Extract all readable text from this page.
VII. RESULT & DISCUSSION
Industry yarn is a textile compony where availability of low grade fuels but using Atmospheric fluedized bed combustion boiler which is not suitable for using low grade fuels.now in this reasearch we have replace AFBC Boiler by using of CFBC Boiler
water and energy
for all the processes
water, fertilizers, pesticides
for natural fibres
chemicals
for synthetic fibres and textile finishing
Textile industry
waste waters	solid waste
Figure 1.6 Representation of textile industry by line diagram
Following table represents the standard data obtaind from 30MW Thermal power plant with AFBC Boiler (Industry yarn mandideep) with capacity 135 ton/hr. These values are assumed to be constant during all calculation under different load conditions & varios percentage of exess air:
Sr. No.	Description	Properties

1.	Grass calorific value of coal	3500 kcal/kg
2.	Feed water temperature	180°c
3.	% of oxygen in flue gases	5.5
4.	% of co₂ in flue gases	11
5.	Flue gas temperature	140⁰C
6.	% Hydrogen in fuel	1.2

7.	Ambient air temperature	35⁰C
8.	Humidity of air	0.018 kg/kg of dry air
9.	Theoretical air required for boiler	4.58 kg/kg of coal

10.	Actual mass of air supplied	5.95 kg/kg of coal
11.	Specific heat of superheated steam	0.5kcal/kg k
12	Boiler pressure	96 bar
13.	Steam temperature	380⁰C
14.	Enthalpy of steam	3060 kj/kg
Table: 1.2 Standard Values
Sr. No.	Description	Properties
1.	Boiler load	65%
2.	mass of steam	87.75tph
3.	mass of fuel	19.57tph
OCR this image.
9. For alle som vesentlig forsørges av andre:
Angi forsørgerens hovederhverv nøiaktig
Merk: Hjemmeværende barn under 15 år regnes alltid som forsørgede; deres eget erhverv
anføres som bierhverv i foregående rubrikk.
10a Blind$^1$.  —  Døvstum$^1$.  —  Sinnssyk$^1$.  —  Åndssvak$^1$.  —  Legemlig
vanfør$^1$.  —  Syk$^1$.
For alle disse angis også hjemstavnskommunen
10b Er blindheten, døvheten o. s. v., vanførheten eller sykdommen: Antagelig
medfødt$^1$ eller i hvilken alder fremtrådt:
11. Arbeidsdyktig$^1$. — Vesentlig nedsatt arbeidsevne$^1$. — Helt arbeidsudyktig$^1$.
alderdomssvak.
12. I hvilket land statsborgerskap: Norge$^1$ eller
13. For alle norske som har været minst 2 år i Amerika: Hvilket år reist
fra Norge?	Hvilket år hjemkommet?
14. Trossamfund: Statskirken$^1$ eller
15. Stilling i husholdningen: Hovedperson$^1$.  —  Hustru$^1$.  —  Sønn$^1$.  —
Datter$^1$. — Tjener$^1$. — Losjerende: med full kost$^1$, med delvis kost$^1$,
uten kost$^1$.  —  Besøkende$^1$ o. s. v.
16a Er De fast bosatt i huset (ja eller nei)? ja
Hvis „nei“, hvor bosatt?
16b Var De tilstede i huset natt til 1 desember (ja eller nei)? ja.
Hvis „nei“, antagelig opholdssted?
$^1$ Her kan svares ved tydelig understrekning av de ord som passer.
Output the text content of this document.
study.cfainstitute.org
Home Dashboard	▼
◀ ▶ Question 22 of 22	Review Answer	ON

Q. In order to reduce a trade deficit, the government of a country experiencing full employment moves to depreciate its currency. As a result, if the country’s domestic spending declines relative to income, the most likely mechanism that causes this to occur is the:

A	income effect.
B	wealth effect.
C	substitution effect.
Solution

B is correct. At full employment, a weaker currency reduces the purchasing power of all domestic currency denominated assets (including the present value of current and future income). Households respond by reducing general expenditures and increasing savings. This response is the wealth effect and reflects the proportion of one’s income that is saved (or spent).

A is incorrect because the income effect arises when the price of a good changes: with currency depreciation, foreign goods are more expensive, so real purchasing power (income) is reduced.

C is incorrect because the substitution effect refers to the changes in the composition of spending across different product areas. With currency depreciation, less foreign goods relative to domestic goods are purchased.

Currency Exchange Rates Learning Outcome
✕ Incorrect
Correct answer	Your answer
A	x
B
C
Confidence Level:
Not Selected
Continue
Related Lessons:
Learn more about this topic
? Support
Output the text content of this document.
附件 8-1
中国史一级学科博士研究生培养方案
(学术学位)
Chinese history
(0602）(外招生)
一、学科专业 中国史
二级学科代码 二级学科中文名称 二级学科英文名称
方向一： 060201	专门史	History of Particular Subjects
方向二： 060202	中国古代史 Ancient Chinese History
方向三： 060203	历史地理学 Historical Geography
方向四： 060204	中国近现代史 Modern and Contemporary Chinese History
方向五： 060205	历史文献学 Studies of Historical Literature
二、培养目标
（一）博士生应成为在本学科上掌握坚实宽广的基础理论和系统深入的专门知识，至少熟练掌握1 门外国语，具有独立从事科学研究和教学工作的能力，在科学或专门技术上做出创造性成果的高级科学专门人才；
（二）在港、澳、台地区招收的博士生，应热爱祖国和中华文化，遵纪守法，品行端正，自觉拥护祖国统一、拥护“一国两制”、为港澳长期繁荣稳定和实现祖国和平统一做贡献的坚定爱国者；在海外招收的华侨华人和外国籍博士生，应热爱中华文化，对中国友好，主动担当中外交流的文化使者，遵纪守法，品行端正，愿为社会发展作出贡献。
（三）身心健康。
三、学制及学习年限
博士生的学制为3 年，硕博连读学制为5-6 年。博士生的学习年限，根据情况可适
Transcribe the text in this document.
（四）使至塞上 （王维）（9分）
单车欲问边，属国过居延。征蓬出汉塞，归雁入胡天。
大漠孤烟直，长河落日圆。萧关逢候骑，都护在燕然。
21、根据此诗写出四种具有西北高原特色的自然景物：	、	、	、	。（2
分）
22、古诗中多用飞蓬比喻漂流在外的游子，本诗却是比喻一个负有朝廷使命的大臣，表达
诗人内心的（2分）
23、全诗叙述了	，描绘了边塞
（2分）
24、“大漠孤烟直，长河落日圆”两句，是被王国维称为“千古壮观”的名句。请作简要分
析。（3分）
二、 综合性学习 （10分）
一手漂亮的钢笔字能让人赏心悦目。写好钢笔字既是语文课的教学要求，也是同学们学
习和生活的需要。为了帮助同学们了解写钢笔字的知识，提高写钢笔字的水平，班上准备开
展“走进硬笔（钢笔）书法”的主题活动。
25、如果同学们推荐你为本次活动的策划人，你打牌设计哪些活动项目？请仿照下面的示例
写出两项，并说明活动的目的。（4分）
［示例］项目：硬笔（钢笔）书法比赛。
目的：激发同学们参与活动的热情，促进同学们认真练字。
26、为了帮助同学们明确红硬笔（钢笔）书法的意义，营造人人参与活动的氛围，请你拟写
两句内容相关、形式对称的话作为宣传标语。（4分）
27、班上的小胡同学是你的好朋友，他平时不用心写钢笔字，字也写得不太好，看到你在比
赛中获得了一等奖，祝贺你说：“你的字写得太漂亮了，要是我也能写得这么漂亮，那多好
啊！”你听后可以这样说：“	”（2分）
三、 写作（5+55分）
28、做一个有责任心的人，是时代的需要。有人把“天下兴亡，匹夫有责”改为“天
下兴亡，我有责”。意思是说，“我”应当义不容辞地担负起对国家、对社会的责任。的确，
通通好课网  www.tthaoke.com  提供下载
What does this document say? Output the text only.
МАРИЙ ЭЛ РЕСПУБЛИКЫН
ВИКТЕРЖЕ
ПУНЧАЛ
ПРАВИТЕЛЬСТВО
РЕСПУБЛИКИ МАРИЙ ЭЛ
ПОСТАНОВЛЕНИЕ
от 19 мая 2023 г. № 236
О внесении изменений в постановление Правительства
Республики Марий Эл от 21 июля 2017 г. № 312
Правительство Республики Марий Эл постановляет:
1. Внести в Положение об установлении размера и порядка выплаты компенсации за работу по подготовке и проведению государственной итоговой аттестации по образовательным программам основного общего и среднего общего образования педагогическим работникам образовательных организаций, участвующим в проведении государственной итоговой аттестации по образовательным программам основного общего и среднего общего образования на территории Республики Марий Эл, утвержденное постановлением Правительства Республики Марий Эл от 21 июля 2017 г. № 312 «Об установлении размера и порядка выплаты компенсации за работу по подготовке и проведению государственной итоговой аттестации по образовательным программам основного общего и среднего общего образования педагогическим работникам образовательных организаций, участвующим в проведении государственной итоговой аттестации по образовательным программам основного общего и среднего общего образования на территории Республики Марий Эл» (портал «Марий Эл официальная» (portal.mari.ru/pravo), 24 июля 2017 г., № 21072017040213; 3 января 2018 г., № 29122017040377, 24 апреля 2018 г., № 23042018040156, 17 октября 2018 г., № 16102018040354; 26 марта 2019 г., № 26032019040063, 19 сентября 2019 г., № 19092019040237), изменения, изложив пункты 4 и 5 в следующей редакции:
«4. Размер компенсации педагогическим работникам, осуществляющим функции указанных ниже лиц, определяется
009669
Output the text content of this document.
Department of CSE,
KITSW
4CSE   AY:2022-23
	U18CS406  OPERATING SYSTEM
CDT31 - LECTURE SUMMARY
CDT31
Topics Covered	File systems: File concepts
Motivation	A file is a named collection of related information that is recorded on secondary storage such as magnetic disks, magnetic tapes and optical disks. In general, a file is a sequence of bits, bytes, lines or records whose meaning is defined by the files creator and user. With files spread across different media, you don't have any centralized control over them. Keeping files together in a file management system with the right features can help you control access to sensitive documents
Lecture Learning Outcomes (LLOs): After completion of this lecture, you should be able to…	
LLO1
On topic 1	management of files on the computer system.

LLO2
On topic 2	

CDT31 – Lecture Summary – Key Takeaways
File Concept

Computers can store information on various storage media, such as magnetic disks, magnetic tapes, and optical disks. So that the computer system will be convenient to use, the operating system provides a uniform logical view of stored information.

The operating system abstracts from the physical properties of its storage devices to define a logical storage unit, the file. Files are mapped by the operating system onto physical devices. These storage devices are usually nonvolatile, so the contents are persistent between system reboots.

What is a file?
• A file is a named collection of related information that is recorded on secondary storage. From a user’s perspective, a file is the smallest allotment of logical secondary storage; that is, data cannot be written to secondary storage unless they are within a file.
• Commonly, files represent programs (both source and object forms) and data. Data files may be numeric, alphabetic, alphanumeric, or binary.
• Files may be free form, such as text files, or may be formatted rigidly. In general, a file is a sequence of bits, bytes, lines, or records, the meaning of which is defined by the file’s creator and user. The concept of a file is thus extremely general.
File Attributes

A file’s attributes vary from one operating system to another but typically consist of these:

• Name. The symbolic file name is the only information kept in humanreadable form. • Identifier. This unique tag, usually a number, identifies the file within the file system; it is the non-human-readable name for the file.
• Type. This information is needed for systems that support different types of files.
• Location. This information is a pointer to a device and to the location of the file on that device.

○ ○ ○ ○ ○ ○ ○

> _The exercise_: Indicate how many lines of the material include the word "full"; the number alone is required.

> _The result_: 3